TASK STATEMENT. Carry on the text about naming the argument parser in a man page's Synopsis section, starting right after its final sentence.

TEXT BLOCK.

START

I suppose it'd be too demanding to ask authors of command-line programs
to document which they use in the Synopsis sections of their man pages.

Imagine:

Synopsis
 tbl [-C] [file ...]

 tbl --help

 tbl -v
 tbl --version

 Arguments are parsed by getopt_long(3).

Only the last line is not already present.

If a lot of people actually _did_ this, then you'd know from its absence
that someone might be using a hand-rolled argument parser, and to watch
out for land mines for the usual quality-of-implementation issues that
accompany NIH syndrome.

> I’d argue that’s acceptable for those utilities adhering to the POSIX
> Utility Syntax Guidelines;  that is, those that just use getopt.  And
> thus,
> 
>   foobar [-v ...]
> 
>-v ...  Be more verbose.  This options can be specified
>multiple times to increase the verbosity level.
> 
> Makes it reasonably clear that you can make it very verbose by both
> -vvv and -v -v -v.

I don't have a mastery of those Guidelines but I accept that they can
contextualize the syntax enough to remove the ambiguity.

END

RECORDS PROVIDED.

START

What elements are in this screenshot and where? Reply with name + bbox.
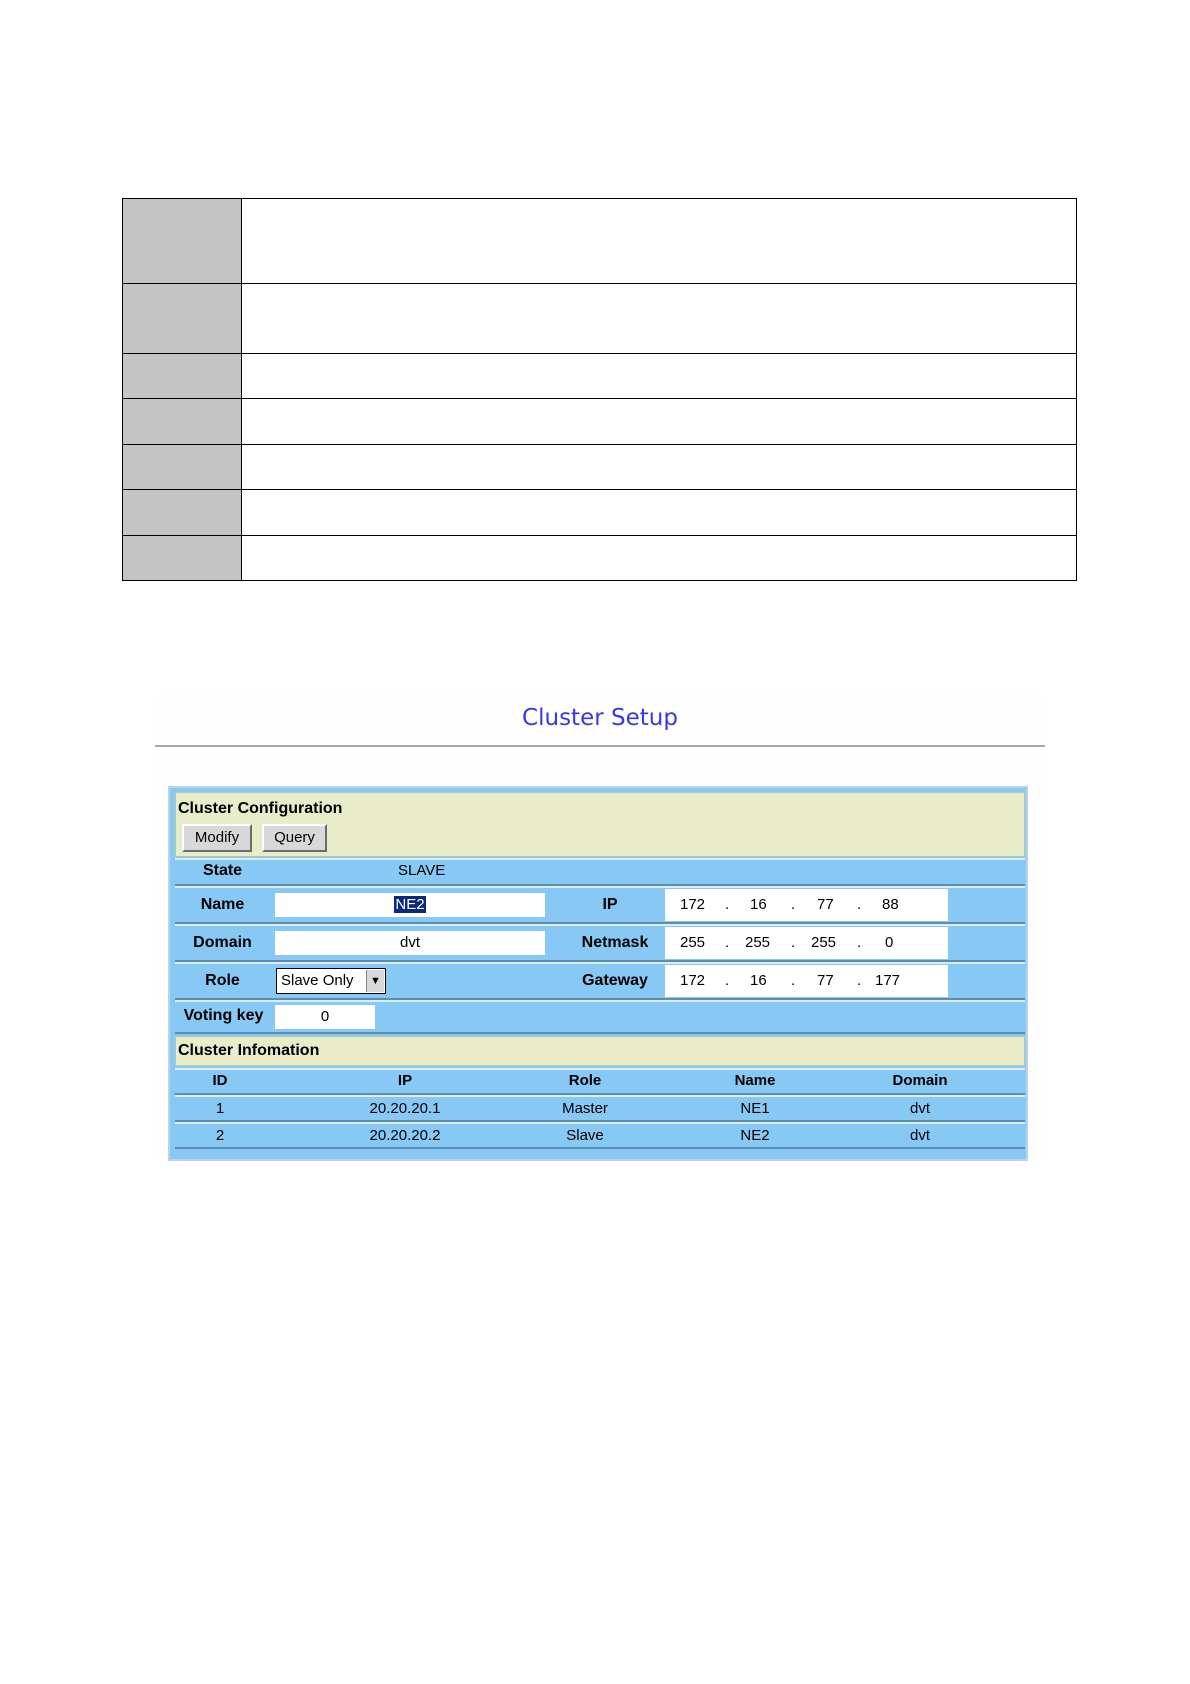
cell-ip: 20.20.20.2 [369, 1127, 441, 1144]
column-header-id: ID [212, 1072, 228, 1089]
netmask-octet: 255 [745, 934, 771, 951]
table-value-cell [242, 284, 1077, 354]
cell-ip: 20.20.20.1 [369, 1100, 441, 1117]
query-button[interactable]: Query [262, 824, 327, 852]
netmask-octet: 255 [680, 934, 706, 951]
role-gateway-row [175, 962, 1025, 1000]
table-row [123, 199, 1077, 284]
voting-key-row [175, 1000, 1025, 1034]
table-row [123, 284, 1077, 354]
table-value-cell [242, 199, 1077, 284]
netmask-input[interactable]: 255 . 255 . 255 . 0 [665, 927, 948, 959]
table-row [123, 399, 1077, 445]
name-label: Name [200, 896, 245, 913]
ip-octet: 16 [750, 896, 767, 913]
domain-netmask-row [175, 924, 1025, 962]
ip-octet: 172 [680, 896, 706, 913]
description-table [122, 198, 1077, 581]
cell-role: Master [562, 1100, 608, 1117]
table-value-cell [242, 399, 1077, 445]
table-row [123, 445, 1077, 490]
domain-label: Domain [193, 934, 252, 951]
table-row [123, 490, 1077, 536]
column-header-name: Name [734, 1072, 776, 1089]
cell-id: 1 [215, 1100, 225, 1117]
netmask-octet: 255 [811, 934, 837, 951]
gateway-octet: 77 [817, 972, 834, 989]
modify-button[interactable]: Modify [182, 824, 252, 852]
table-value-cell [242, 354, 1077, 399]
column-header-domain: Domain [892, 1072, 948, 1089]
role-select-value: Slave Only [281, 972, 354, 989]
voting-key-input[interactable]: 0 [275, 1005, 375, 1029]
table-key-cell [123, 445, 242, 490]
gateway-label: Gateway [582, 972, 648, 989]
title-divider [155, 745, 1045, 747]
chevron-down-icon[interactable]: ▼ [366, 970, 384, 992]
page-title: Cluster Setup [522, 705, 678, 731]
config-section-title: Cluster Configuration [178, 800, 343, 817]
config-section-bar [175, 792, 1025, 857]
ip-octet: 88 [882, 896, 899, 913]
cell-name: NE1 [740, 1100, 770, 1117]
table-value-cell [242, 536, 1077, 581]
cluster-setup-screenshot [155, 693, 1045, 1163]
column-header-ip: IP [397, 1072, 413, 1089]
gateway-input[interactable]: 172 . 16 . 77 . 177 [665, 965, 948, 997]
name-input[interactable] [275, 893, 545, 917]
role-label: Role [205, 972, 240, 989]
role-select[interactable] [276, 968, 386, 994]
ip-octet: 77 [817, 896, 834, 913]
table-key-cell [123, 399, 242, 445]
table-key-cell [123, 490, 242, 536]
name-input-value: NE2 [395, 896, 425, 913]
table-key-cell [123, 354, 242, 399]
info-table-header [175, 1068, 1025, 1095]
cell-id: 2 [215, 1127, 225, 1144]
cell-name: NE2 [740, 1127, 770, 1144]
netmask-octet: 0 [885, 934, 894, 951]
table-row [175, 1122, 1025, 1149]
cluster-panel [168, 786, 1028, 1161]
voting-key-label: Voting key [183, 1007, 264, 1024]
gateway-octet: 177 [875, 972, 901, 989]
state-value: SLAVE [398, 862, 446, 879]
ip-label: IP [602, 896, 618, 913]
table-key-cell [123, 199, 242, 284]
table-row [175, 1095, 1025, 1122]
table-key-cell [123, 284, 242, 354]
cell-role: Slave [566, 1127, 604, 1144]
name-ip-row [175, 886, 1025, 924]
domain-input[interactable]: dvt [275, 931, 545, 955]
column-header-role: Role [568, 1072, 602, 1089]
state-label: State [202, 862, 243, 879]
info-section-bar [175, 1036, 1025, 1066]
table-row [123, 354, 1077, 399]
gateway-octet: 16 [750, 972, 767, 989]
cell-domain: dvt [909, 1100, 930, 1117]
state-row [175, 858, 1025, 886]
ip-input[interactable]: 172 . 16 . 77 . 88 [665, 889, 948, 921]
table-key-cell [123, 536, 242, 581]
table-row [123, 536, 1077, 581]
table-value-cell [242, 490, 1077, 536]
info-section-title: Cluster Infomation [178, 1042, 320, 1059]
cell-domain: dvt [909, 1127, 930, 1144]
netmask-label: Netmask [581, 934, 649, 951]
table-value-cell [242, 445, 1077, 490]
gateway-octet: 172 [680, 972, 706, 989]
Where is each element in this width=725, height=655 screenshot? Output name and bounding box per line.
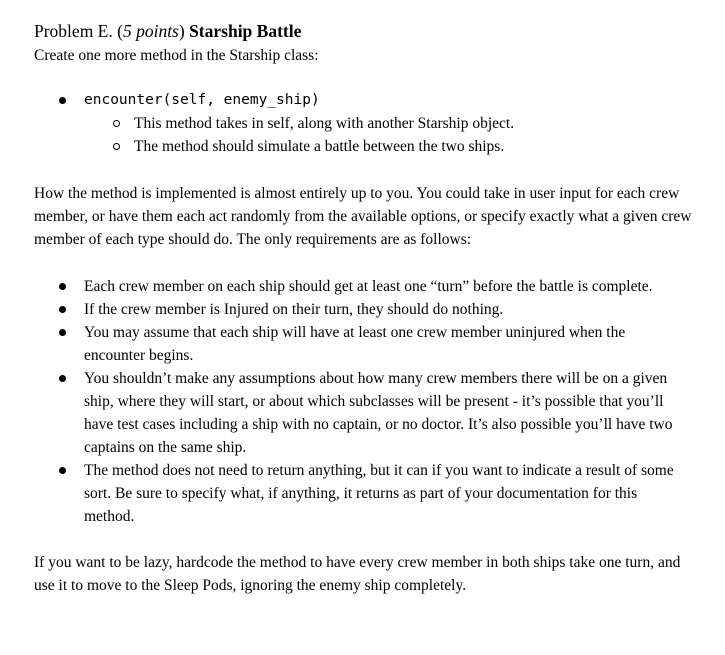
heading-prefix: Problem E. ( [34, 21, 123, 41]
requirement-text: You may assume that each ship will have at least one crew member uninjured when the encounter begins. [84, 324, 626, 364]
bullet-circle-icon [113, 143, 120, 150]
bullet-disc-icon [59, 97, 66, 104]
bullet-disc-icon [59, 467, 66, 474]
requirement-text: Each crew member on each ship should get at least one “turn” before the battle is complete. [84, 278, 653, 295]
method-detail-item [108, 112, 694, 135]
implementation-paragraph: How the method is implemented is almost entirely up to you. You could take in user input for each crew member, or have them each act randomly from the available options, or specify exactly what a given crew member of each type should do. The only requirements are as follows: [34, 185, 692, 248]
requirement-text: You shouldn’t make any assumptions about how many crew members there will be on a given ship, where they will start, or about which subclasses will be present - it’s possible that you’ll have test cases including a ship with no captain, or no doctor. It’s also possible you’ll have two captains on the same ship. [84, 370, 673, 456]
problem-heading [34, 18, 694, 44]
heading-points: 5 points [122, 21, 179, 41]
method-block [56, 89, 694, 158]
requirements-list [56, 275, 680, 528]
requirement-item [56, 367, 680, 459]
requirement-item [56, 275, 680, 298]
requirement-text: The method does not need to return anything, but it can if you want to indicate a result of some sort. Be sure to specify what, if anything, it returns as part of your documentation for this method. [84, 462, 674, 525]
requirement-text: If the crew member is Injured on their turn, they should do nothing. [84, 301, 504, 318]
method-detail-item [108, 135, 694, 158]
bullet-circle-icon [113, 120, 120, 127]
method-details-list [108, 112, 694, 158]
bullet-disc-icon [59, 306, 66, 313]
bullet-disc-icon [59, 375, 66, 382]
method-signature: encounter(self, enemy_ship) [84, 92, 320, 108]
heading-title: Starship Battle [189, 21, 302, 41]
heading-suffix: ) [178, 21, 190, 41]
requirement-item [56, 298, 680, 321]
lazy-option-paragraph: If you want to be lazy, hardcode the method to have every crew member in both ships take one turn, and use it to move to the Sleep Pods, ignoring the enemy ship completely. [34, 554, 681, 594]
method-signature-item [56, 89, 694, 112]
intro-text: Create one more method in the Starship class: [34, 47, 319, 64]
requirement-item [56, 459, 680, 528]
document-page [34, 18, 694, 597]
method-detail-text: This method takes in self, along with another Starship object. [134, 115, 515, 132]
requirement-item [56, 321, 680, 367]
bullet-disc-icon [59, 283, 66, 290]
bullet-disc-icon [59, 329, 66, 336]
method-detail-text: The method should simulate a battle between the two ships. [134, 138, 505, 155]
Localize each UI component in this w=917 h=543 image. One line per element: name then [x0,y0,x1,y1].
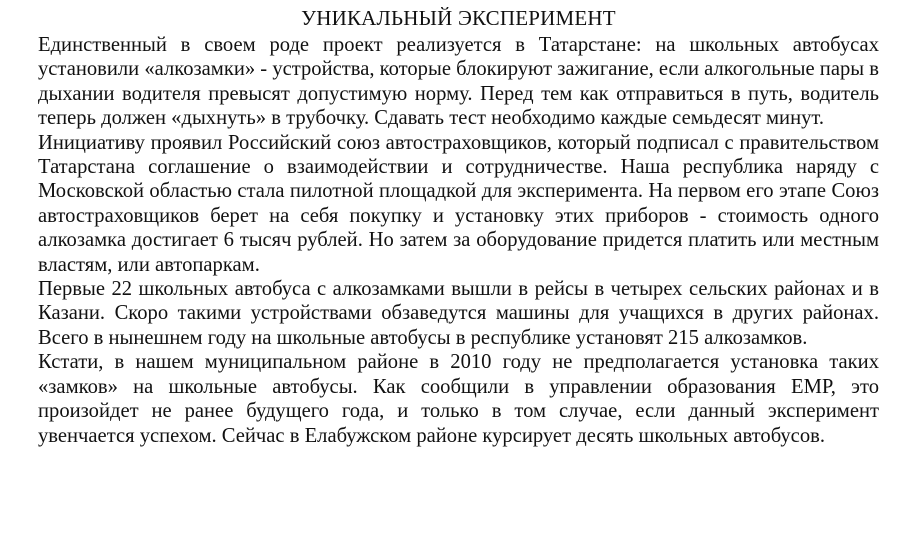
article-paragraph-1: Единственный в своем роде проект реализуется в Татарстане: на школьных автобусах установили «алкозамки» - устройства, которые блокируют зажигание, если алкогольные пары в дыхании водителя превысят допустимую норму. Перед тем как отправиться в путь, водитель теперь должен «дыхнуть» в трубочку. Сдавать тест необходимо каждые семьдесят минут. [38,34,879,130]
article-paragraph-4: Кстати, в нашем муниципальном районе в 2010 году не предполагается установка таких «замков» на школьные автобусы. Как сообщили в управлении образования ЕМР, это произойдет не ранее будущего года, и только в том случае, если данный эксперимент увенчается успехом. Сейчас в Елабужском районе курсирует десять школьных автобусов. [38,351,879,447]
article-paragraph-2: Инициативу проявил Российский союз автостраховщиков, который подписал с правительством Татарстана соглашение о взаимодействии и сотрудничестве. Наша республика наряду с Московской областью стала пилотной площадкой для эксперимента. На первом его этапе Союз автостраховщиков берет на себя покупку и установку этих приборов - стоимость одного алкозамка достигает 6 тысяч рублей. Но затем за оборудование придется платить или местным властям, или автопаркам. [38,131,879,276]
article-paragraph-3: Первые 22 школьных автобуса с алкозамками вышли в рейсы в четырех сельских районах и в Казани. Скоро такими устройствами обзаведутся машины для учащихся в других районах. Всего в нынешнем году на школьные автобусы в республике установят 215 алкозамков. [38,278,879,349]
article-title: УНИКАЛЬНЫЙ ЭКСПЕРИМЕНТ [301,6,616,30]
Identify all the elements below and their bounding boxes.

END

RESULT FOR THIS EXERCISE.
> Now, if you do not adhere to the guidelines—if you require -vvv or
> don’t allow grouping or both—you likely want a different synopsis
> syntax anyway: Then, -asdf could be interpreted as “the single-dash
> long options asdf” and you shouldn’t write the short options as -adX.

Yes.  It used to matter a great deal that nearly every X11 client
application in the world applied a different conventions here, but a
consistent one thanks to the ubiquity of the X Toolkit Intrinsics
library.  Eventually, when GTK+ and Qt came along, that convention was
discarded.

> None of this invalidates your explanation of ellipses and space
> therebefor.  But I don’t like your explanation.   Point is, I wouldn’t
> have gotten the idea of not putting a space there in the first place:
> An ellipsis is most always delimited by spaces, in synopses as in
> prose.
[rearranged]
> In POSIX, an ellipsis is not italicized and not delimited by spaces,
> as in
> 
>   p̲a̲t̲h̲...
>   [-o f̲o̲r̲m̲a̲t̲]...

Applying the rules of prose here is what makes me nervous about your
interpretation.  And POSIX's, for that matter; `argv` processing is far
less forgiving of whitespace errors than readers of prose are.

I have no serious beef with POSIX if they supply enough context in their
interpretation guidelines for people to make sense of their synopsis
notation.  The hazard lies in people who don't write to those guidelines
thoughtlessly aping POSIX's notation, unmoored from its context.

I find that two rules are popular among software developers.

1.  Don't write technical documentation.
2.  If you find you must write technical documentation, do it badly.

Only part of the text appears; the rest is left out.